_EXERCISE DESCRIPTION_: Determine how many lines in the entries below include "this". The reply should be that number and nothing else.

_DATA SHOWN_:

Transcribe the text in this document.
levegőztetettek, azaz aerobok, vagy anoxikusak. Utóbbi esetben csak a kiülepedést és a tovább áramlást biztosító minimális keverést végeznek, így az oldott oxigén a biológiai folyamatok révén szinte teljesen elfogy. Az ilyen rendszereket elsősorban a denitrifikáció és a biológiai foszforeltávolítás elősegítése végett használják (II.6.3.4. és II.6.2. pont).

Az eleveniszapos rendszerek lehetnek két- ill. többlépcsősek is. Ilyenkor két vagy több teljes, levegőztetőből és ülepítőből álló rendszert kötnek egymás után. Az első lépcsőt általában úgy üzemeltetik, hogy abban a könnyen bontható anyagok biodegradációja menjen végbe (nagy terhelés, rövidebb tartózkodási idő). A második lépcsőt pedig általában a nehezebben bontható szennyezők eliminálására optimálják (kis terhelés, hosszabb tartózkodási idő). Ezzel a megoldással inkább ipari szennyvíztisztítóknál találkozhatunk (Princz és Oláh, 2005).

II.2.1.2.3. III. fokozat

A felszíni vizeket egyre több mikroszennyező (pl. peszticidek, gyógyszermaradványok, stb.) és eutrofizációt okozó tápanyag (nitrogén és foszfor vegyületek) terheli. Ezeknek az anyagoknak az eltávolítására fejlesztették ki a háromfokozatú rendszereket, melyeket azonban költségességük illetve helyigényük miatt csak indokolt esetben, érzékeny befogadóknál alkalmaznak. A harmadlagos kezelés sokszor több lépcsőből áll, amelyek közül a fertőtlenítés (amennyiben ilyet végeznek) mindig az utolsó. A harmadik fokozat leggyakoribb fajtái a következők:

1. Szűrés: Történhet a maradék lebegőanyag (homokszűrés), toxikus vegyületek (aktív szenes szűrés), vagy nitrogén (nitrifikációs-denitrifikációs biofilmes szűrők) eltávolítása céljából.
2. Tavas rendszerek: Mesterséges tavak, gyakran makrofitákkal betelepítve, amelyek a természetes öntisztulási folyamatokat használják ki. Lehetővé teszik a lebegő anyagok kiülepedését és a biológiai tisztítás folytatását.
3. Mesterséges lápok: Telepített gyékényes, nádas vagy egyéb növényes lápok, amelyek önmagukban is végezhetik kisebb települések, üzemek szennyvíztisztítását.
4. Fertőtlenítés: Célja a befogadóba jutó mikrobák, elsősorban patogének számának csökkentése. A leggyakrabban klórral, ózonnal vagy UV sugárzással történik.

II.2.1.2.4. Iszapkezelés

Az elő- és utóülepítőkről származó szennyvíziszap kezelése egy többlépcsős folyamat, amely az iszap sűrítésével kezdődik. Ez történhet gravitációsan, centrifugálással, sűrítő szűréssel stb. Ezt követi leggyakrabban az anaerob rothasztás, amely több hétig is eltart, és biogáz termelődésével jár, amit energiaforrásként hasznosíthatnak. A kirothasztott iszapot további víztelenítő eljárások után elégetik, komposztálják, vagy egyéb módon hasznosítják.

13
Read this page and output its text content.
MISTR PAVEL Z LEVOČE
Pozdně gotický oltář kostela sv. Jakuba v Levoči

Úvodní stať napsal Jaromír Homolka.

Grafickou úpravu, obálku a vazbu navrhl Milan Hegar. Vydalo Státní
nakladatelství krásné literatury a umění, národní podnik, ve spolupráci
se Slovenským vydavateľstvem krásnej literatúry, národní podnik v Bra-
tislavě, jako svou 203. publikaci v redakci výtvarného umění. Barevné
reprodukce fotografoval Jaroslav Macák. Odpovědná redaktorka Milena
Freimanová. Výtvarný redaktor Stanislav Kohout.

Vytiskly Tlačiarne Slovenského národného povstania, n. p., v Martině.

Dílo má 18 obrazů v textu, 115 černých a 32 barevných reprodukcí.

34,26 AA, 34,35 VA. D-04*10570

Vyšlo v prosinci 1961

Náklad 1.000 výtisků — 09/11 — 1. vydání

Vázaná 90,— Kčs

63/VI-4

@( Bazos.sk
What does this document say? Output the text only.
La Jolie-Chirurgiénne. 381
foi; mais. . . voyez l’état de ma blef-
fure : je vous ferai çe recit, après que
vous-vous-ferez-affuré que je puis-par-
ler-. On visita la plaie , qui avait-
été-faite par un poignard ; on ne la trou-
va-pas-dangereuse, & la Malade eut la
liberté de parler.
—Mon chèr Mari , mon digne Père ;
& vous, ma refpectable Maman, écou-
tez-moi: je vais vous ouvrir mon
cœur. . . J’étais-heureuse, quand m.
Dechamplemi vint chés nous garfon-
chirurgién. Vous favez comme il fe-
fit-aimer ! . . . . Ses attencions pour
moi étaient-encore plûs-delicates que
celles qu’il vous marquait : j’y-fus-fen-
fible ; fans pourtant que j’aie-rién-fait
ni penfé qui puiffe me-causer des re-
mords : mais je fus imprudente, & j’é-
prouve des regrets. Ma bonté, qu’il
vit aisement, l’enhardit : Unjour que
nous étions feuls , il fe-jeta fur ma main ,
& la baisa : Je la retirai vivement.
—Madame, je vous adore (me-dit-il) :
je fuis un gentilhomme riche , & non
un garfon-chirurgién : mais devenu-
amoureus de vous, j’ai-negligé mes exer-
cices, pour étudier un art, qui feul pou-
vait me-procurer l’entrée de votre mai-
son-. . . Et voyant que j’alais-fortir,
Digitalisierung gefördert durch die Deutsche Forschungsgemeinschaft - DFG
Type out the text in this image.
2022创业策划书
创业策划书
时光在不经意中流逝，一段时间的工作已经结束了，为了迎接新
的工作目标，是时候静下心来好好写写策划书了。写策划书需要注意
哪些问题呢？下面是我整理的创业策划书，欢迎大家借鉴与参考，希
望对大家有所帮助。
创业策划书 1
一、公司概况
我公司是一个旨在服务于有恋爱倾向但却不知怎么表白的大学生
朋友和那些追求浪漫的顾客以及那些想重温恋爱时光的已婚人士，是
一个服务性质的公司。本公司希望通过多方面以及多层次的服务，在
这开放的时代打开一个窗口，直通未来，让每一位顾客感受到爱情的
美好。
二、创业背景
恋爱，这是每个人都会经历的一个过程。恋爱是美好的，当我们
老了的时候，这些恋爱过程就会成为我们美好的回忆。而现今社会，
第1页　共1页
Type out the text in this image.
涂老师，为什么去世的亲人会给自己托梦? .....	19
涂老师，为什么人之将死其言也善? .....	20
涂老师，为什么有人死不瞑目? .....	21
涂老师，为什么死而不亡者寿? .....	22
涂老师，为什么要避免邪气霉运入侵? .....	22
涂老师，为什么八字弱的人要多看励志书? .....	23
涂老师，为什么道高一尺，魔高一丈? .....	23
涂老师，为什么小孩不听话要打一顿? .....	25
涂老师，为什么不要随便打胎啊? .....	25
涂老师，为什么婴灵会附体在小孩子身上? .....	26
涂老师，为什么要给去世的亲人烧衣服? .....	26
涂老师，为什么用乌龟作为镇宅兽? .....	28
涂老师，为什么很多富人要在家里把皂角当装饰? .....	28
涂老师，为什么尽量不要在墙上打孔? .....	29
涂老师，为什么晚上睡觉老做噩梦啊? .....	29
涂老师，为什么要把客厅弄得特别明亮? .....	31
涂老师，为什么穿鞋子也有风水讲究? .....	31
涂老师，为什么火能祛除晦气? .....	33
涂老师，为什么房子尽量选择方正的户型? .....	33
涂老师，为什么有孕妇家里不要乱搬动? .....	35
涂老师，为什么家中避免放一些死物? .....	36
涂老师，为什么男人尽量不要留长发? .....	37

_EXERCISE OUTPUT_: 5